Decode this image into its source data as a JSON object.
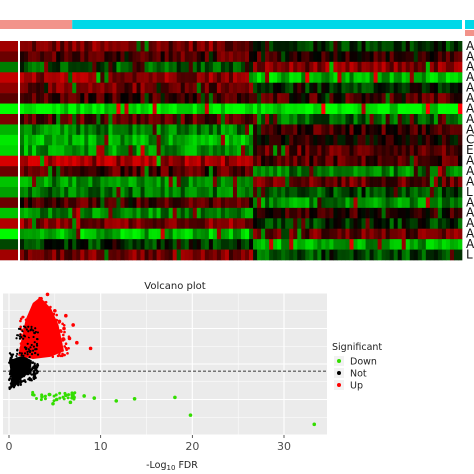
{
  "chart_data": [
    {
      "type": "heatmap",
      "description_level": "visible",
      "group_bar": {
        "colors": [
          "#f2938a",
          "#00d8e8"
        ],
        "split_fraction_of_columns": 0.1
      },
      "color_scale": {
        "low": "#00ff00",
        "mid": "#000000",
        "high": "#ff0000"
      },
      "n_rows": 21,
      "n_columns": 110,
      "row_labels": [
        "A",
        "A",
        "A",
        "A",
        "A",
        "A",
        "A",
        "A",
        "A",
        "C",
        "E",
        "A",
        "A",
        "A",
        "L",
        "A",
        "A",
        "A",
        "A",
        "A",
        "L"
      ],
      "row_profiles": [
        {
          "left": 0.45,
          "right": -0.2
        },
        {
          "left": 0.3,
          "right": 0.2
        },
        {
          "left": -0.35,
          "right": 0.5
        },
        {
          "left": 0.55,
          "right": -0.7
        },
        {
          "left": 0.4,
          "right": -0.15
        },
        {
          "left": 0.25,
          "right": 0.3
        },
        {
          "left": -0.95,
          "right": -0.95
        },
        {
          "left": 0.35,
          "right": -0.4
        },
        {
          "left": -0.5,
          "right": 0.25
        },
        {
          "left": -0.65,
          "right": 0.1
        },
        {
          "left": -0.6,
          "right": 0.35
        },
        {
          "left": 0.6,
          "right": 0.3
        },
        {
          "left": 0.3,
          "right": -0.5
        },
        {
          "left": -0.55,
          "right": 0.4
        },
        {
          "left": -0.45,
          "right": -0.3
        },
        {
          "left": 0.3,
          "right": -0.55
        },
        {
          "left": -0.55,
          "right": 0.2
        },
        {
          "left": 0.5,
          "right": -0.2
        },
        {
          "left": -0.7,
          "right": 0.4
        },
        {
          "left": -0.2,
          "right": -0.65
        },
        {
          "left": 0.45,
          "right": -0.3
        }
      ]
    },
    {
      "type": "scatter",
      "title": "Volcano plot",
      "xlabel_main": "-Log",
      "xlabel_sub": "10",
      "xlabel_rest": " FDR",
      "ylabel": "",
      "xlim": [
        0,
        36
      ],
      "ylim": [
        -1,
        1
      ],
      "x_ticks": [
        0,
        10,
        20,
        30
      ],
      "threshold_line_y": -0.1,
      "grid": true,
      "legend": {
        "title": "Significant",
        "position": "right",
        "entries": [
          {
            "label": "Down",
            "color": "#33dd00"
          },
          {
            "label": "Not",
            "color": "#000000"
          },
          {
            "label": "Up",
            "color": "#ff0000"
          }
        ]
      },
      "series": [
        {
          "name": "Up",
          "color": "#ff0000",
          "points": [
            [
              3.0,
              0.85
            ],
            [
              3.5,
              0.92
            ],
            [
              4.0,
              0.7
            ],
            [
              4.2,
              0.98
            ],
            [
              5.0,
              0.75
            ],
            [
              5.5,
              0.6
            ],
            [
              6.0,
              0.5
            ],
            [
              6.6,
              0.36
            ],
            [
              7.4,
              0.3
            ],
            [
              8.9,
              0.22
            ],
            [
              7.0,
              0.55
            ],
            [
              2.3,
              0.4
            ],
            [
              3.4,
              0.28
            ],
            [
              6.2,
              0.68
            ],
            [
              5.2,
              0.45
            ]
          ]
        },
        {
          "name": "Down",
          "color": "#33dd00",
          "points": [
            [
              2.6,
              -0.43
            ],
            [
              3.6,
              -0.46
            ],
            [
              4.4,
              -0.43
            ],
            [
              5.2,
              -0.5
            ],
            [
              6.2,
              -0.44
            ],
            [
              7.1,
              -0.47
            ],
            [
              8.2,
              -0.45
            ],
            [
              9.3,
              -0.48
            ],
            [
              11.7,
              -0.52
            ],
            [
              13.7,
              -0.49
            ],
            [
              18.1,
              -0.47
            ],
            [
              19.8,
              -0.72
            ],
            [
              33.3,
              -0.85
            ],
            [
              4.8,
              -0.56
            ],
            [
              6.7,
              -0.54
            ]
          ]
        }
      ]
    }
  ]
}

━━━━━━━━━━━━━━━━━━━━

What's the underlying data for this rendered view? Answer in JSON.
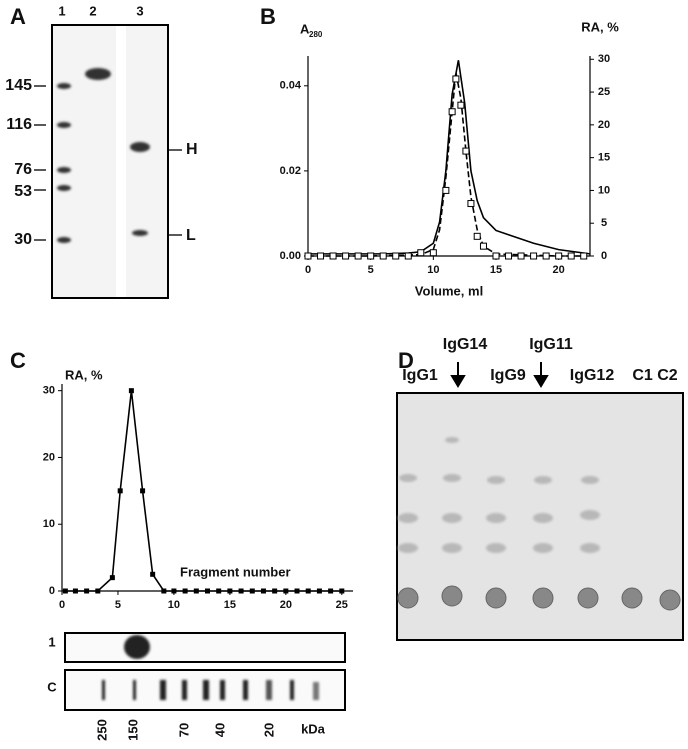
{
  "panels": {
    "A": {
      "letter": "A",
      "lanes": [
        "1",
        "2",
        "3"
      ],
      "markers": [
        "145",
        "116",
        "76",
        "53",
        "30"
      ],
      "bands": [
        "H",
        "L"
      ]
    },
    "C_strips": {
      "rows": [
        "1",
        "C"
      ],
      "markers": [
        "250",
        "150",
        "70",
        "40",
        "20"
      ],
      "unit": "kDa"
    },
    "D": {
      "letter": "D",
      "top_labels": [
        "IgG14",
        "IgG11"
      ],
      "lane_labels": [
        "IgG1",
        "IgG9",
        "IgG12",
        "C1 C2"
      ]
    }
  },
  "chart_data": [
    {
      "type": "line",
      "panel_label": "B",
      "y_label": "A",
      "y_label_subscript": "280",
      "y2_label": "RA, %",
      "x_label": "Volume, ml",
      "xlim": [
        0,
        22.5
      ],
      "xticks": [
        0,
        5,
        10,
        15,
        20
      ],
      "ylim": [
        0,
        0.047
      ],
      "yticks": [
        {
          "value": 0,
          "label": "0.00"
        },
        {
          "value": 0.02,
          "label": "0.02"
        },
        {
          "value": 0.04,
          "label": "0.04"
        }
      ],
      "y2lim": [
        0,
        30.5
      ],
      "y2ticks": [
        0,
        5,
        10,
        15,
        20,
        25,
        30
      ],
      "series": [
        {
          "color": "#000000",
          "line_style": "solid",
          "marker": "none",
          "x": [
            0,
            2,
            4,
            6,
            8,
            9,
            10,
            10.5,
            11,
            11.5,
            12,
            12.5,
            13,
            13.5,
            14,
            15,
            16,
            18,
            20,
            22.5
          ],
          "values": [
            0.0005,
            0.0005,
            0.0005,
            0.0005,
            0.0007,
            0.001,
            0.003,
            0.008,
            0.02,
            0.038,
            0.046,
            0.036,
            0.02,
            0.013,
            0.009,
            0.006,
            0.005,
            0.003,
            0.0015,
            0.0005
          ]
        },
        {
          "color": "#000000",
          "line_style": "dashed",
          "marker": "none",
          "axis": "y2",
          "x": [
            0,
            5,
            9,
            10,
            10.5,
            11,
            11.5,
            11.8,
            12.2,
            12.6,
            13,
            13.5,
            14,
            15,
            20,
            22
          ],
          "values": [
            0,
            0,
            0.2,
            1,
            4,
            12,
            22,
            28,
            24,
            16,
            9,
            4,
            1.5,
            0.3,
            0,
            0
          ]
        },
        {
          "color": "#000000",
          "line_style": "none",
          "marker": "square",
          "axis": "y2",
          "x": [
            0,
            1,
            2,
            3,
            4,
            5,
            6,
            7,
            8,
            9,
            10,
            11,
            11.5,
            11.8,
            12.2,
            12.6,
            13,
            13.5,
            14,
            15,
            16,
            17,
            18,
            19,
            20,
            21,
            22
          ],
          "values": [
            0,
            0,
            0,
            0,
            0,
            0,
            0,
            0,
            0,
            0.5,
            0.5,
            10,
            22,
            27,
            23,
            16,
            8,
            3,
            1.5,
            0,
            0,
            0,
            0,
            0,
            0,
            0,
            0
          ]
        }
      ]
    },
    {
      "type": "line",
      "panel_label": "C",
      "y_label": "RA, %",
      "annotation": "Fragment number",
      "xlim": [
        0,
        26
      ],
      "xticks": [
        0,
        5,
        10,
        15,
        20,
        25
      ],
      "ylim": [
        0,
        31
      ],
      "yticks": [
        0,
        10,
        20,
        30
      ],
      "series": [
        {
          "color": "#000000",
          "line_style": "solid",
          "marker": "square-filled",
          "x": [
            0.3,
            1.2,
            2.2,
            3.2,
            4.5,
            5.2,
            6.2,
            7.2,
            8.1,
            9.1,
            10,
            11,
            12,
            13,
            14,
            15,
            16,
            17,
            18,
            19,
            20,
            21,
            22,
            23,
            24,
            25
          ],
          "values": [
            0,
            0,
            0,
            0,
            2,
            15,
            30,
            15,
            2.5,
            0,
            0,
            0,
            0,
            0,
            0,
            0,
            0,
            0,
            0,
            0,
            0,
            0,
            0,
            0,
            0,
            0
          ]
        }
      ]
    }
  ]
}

━━━━━━━━━━━━━━━━━━━━

> **Problem statement**:
Look through the entries and find each line that has the string "square". Copy those lines.

> **Exercise output**:
          "marker": "square",
          "marker": "square-filled",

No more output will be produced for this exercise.